■ **Collection entries**:
———

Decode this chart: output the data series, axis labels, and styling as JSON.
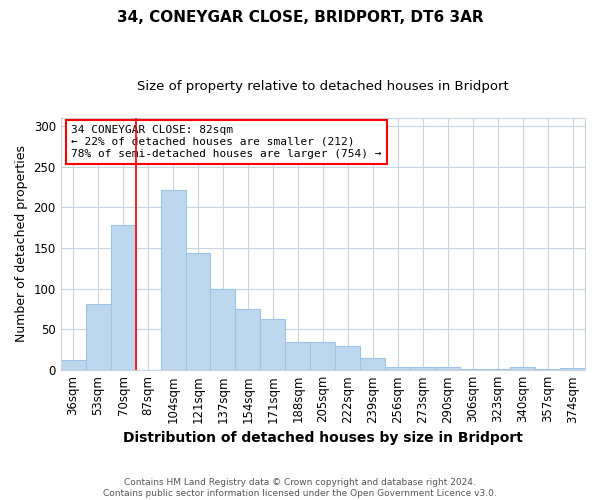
{
  "title1": "34, CONEYGAR CLOSE, BRIDPORT, DT6 3AR",
  "title2": "Size of property relative to detached houses in Bridport",
  "xlabel": "Distribution of detached houses by size in Bridport",
  "ylabel": "Number of detached properties",
  "categories": [
    "36sqm",
    "53sqm",
    "70sqm",
    "87sqm",
    "104sqm",
    "121sqm",
    "137sqm",
    "154sqm",
    "171sqm",
    "188sqm",
    "205sqm",
    "222sqm",
    "239sqm",
    "256sqm",
    "273sqm",
    "290sqm",
    "306sqm",
    "323sqm",
    "340sqm",
    "357sqm",
    "374sqm"
  ],
  "values": [
    12,
    81,
    178,
    0,
    221,
    144,
    100,
    75,
    63,
    35,
    35,
    30,
    15,
    4,
    4,
    4,
    1,
    1,
    4,
    1,
    3
  ],
  "bar_color": "#bdd7ee",
  "bar_edge_color": "#9dc3e6",
  "annotation_text": "34 CONEYGAR CLOSE: 82sqm\n← 22% of detached houses are smaller (212)\n78% of semi-detached houses are larger (754) →",
  "annotation_box_color": "white",
  "annotation_box_edge": "red",
  "red_line_index": 3,
  "ylim": [
    0,
    310
  ],
  "yticks": [
    0,
    50,
    100,
    150,
    200,
    250,
    300
  ],
  "footnote": "Contains HM Land Registry data © Crown copyright and database right 2024.\nContains public sector information licensed under the Open Government Licence v3.0.",
  "bg_color": "#ffffff",
  "plot_bg_color": "#ffffff",
  "grid_color": "#c8d4e0",
  "title1_fontsize": 11,
  "title2_fontsize": 9.5,
  "xlabel_fontsize": 10,
  "ylabel_fontsize": 9,
  "tick_fontsize": 8.5,
  "annot_fontsize": 8
}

———

■ **Aim**:
Look above for every line with the word "detached" and copy it.

■ **The completed task**:
  "title2": "Size of property relative to detached houses in Bridport",
  "xlabel": "Distribution of detached houses by size in Bridport",
  "ylabel": "Number of detached properties",
  "annotation_text": "34 CONEYGAR CLOSE: 82sqm\n← 22% of detached houses are smaller (212)\n78% of semi-detached houses are larger (754) →",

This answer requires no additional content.